→ **Given data**:
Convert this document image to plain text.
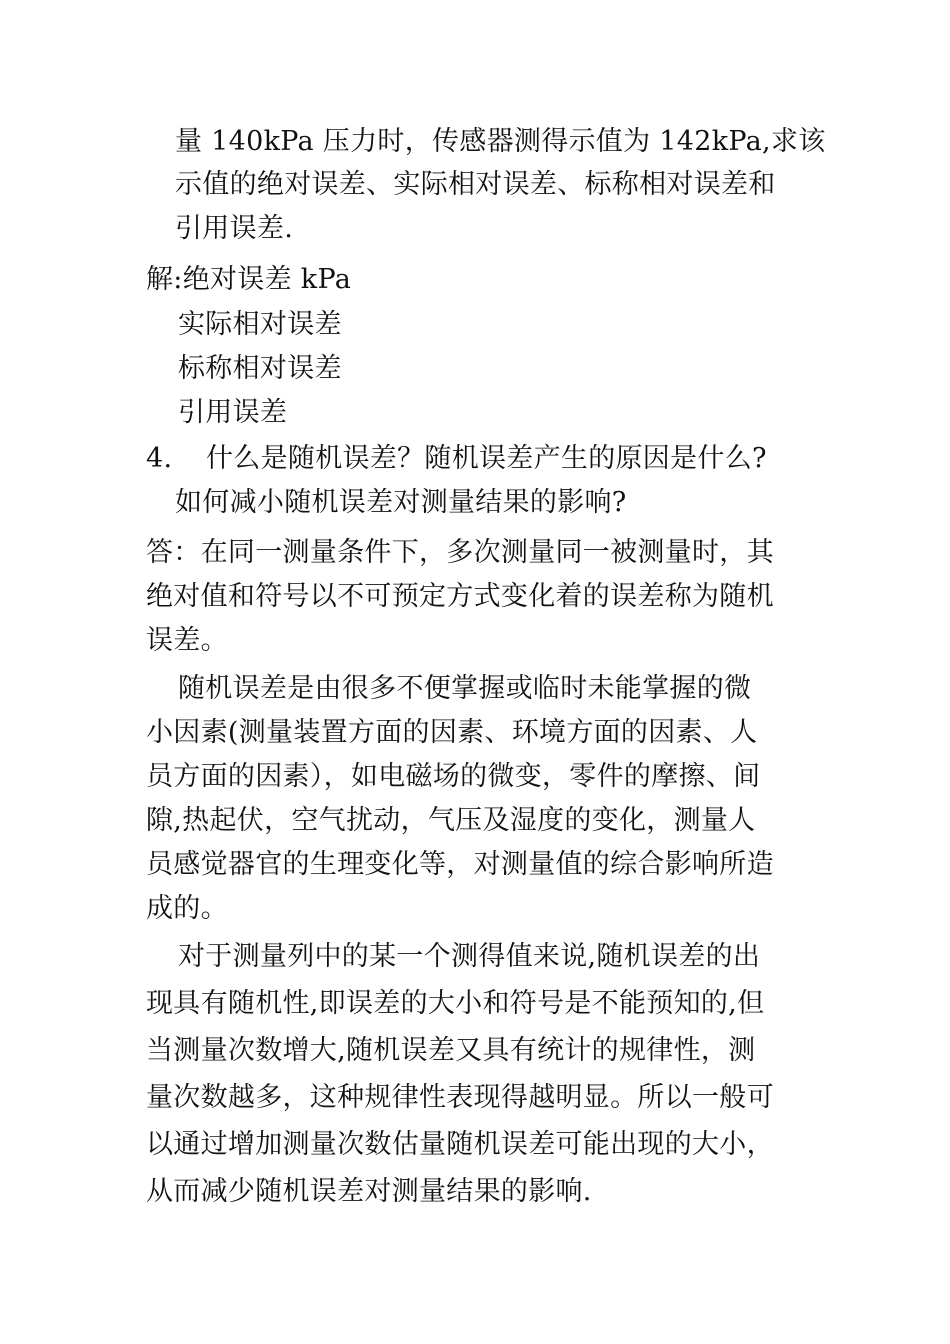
量 140kPa 压力时，传感器测得示值为 142kPa,求该
示值的绝对误差、实际相对误差、标称相对误差和
引用误差.
解:绝对误差 kPa
实际相对误差
标称相对误差
引用误差
4. 什么是随机误差？随机误差产生的原因是什么?
如何减小随机误差对测量结果的影响?
答：在同一测量条件下，多次测量同一被测量时，其
绝对值和符号以不可预定方式变化着的误差称为随机
误差。
随机误差是由很多不便掌握或临时未能掌握的微
小因素(测量装置方面的因素、环境方面的因素、人
员方面的因素），如电磁场的微变，零件的摩擦、间
隙,热起伏，空气扰动，气压及湿度的变化，测量人
员感觉器官的生理变化等，对测量值的综合影响所造
成的。
对于测量列中的某一个测得值来说,随机误差的出
现具有随机性,即误差的大小和符号是不能预知的,但
当测量次数增大,随机误差又具有统计的规律性，测
量次数越多，这种规律性表现得越明显。所以一般可
以通过增加测量次数估量随机误差可能出现的大小，
从而减少随机误差对测量结果的影响.
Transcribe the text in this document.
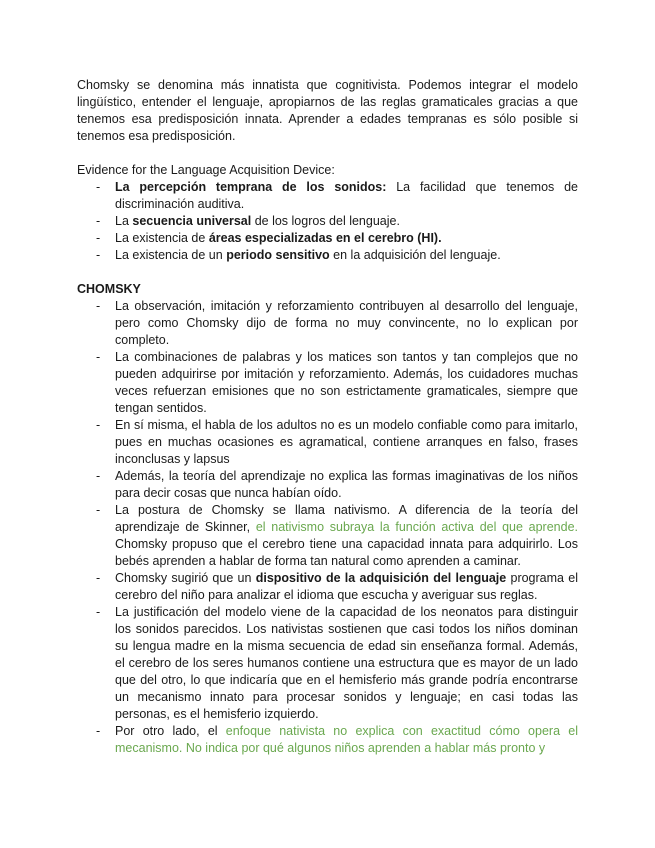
Chomsky se denomina más innatista que cognitivista. Podemos integrar el modelo lingüístico, entender el lenguaje, apropiarnos de las reglas gramaticales gracias a que tenemos esa predisposición innata. Aprender a edades tempranas es sólo posible si tenemos esa predisposición.

Evidence for the Language Acquisition Device:

- La percepción temprana de los sonidos: La facilidad que tenemos de discriminación auditiva.
- La secuencia universal de los logros del lenguaje.
- La existencia de áreas especializadas en el cerebro (HI).
- La existencia de un periodo sensitivo en la adquisición del lenguaje.

CHOMSKY

- La observación, imitación y reforzamiento contribuyen al desarrollo del lenguaje, pero como Chomsky dijo de forma no muy convincente, no lo explican por completo.
- La combinaciones de palabras y los matices son tantos y tan complejos que no pueden adquirirse por imitación y reforzamiento. Además, los cuidadores muchas veces refuerzan emisiones que no son estrictamente gramaticales, siempre que tengan sentidos.
- En sí misma, el habla de los adultos no es un modelo confiable como para imitarlo, pues en muchas ocasiones es agramatical, contiene arranques en falso, frases inconclusas y lapsus
- Además, la teoría del aprendizaje no explica las formas imaginativas de los niños para decir cosas que nunca habían oído.
- La postura de Chomsky se llama nativismo. A diferencia de la teoría del aprendizaje de Skinner, el nativismo subraya la función activa del que aprende. Chomsky propuso que el cerebro tiene una capacidad innata para adquirirlo. Los bebés aprenden a hablar de forma tan natural como aprenden a caminar.
- Chomsky sugirió que un dispositivo de la adquisición del lenguaje programa el cerebro del niño para analizar el idioma que escucha y averiguar sus reglas.
- La justificación del modelo viene de la capacidad de los neonatos para distinguir los sonidos parecidos. Los nativistas sostienen que casi todos los niños dominan su lengua madre en la misma secuencia de edad sin enseñanza formal. Además, el cerebro de los seres humanos contiene una estructura que es mayor de un lado que del otro, lo que indicaría que en el hemisferio más grande podría encontrarse un mecanismo innato para procesar sonidos y lenguaje; en casi todas las personas, es el hemisferio izquierdo.
- Por otro lado, el enfoque nativista no explica con exactitud cómo opera el mecanismo. No indica por qué algunos niños aprenden a hablar más pronto y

→ **What you need to do**:
Identify each line in the records above that contains the word "tenemos", and copy it out in full.

→ **Expected answer**:
Chomsky se denomina más innatista que cognitivista. Podemos integrar el modelo lingüístico, entender el lenguaje, apropiarnos de las reglas gramaticales gracias a que tenemos esa predisposición innata. Aprender a edades tempranas es sólo posible si tenemos esa predisposición.
- La percepción temprana de los sonidos: La facilidad que tenemos de discriminación auditiva.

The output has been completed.